Short exercise
Find the lines that hold "shown". Report only how many there are.

(Rows from a figure dataset)
+++
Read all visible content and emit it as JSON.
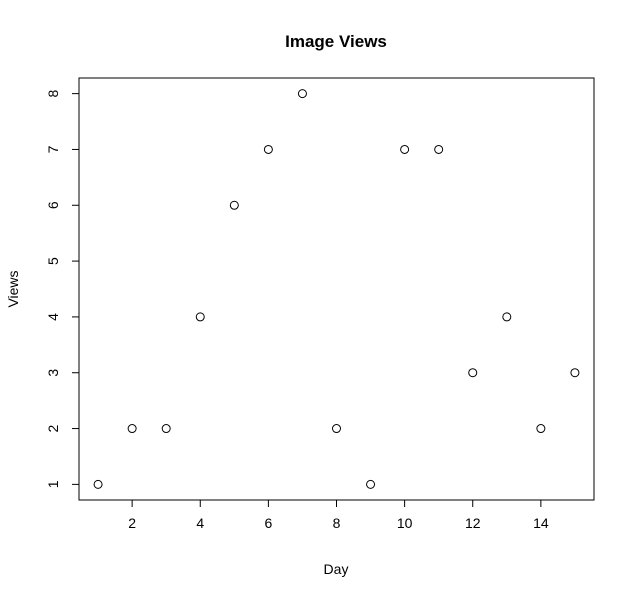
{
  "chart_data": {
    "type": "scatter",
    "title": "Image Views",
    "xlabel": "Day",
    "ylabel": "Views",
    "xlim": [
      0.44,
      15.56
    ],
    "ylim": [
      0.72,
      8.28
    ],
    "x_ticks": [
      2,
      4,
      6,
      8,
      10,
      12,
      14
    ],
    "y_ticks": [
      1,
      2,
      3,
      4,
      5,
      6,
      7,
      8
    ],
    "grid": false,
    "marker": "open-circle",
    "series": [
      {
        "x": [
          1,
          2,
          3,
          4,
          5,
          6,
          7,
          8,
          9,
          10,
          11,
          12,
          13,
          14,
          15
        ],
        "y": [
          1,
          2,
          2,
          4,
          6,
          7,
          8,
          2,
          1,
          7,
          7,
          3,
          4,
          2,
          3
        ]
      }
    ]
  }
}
+++
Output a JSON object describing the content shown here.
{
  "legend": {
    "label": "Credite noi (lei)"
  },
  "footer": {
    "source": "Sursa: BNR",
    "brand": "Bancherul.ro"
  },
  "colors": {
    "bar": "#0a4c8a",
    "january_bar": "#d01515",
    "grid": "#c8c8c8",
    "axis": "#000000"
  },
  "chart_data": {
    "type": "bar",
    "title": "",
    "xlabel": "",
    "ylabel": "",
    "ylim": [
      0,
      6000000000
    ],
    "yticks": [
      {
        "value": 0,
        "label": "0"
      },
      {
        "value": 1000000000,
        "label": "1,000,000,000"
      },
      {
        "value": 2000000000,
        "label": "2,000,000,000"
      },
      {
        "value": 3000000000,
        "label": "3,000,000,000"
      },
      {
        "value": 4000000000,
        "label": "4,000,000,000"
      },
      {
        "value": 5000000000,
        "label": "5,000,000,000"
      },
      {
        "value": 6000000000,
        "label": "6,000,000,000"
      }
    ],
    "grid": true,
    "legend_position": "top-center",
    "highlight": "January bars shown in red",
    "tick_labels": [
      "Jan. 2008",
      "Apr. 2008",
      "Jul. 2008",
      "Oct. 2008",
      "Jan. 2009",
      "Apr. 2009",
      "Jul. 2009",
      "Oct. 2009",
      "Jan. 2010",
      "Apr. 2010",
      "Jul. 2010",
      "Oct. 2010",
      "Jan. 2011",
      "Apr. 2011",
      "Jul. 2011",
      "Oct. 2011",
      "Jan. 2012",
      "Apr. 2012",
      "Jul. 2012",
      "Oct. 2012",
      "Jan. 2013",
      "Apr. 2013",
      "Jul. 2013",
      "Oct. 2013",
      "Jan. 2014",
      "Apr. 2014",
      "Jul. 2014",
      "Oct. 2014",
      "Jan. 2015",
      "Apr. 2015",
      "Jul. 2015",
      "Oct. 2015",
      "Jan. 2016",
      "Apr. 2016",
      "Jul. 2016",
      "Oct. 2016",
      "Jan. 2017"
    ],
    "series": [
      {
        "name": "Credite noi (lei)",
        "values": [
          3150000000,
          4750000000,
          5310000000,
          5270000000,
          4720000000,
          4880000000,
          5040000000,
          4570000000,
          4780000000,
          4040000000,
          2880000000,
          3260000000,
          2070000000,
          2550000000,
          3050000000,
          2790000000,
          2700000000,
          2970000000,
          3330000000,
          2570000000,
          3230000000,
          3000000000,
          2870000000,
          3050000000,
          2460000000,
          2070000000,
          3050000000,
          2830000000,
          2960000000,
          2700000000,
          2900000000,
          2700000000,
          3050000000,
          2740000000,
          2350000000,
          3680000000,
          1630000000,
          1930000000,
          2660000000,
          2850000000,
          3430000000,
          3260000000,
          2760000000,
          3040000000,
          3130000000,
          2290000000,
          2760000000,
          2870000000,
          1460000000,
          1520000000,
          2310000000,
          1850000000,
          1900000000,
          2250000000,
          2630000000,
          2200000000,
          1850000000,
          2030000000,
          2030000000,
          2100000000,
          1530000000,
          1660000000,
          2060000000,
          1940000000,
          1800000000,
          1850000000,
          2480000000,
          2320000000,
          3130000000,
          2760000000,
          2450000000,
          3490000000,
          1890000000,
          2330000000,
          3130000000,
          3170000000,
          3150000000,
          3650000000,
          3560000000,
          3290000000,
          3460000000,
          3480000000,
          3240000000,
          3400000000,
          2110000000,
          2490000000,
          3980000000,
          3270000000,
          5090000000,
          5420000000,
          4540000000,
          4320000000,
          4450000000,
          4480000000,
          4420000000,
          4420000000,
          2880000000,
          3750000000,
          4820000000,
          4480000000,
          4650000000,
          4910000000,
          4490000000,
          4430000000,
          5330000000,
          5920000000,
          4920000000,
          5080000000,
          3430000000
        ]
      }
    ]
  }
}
+++
Task result
2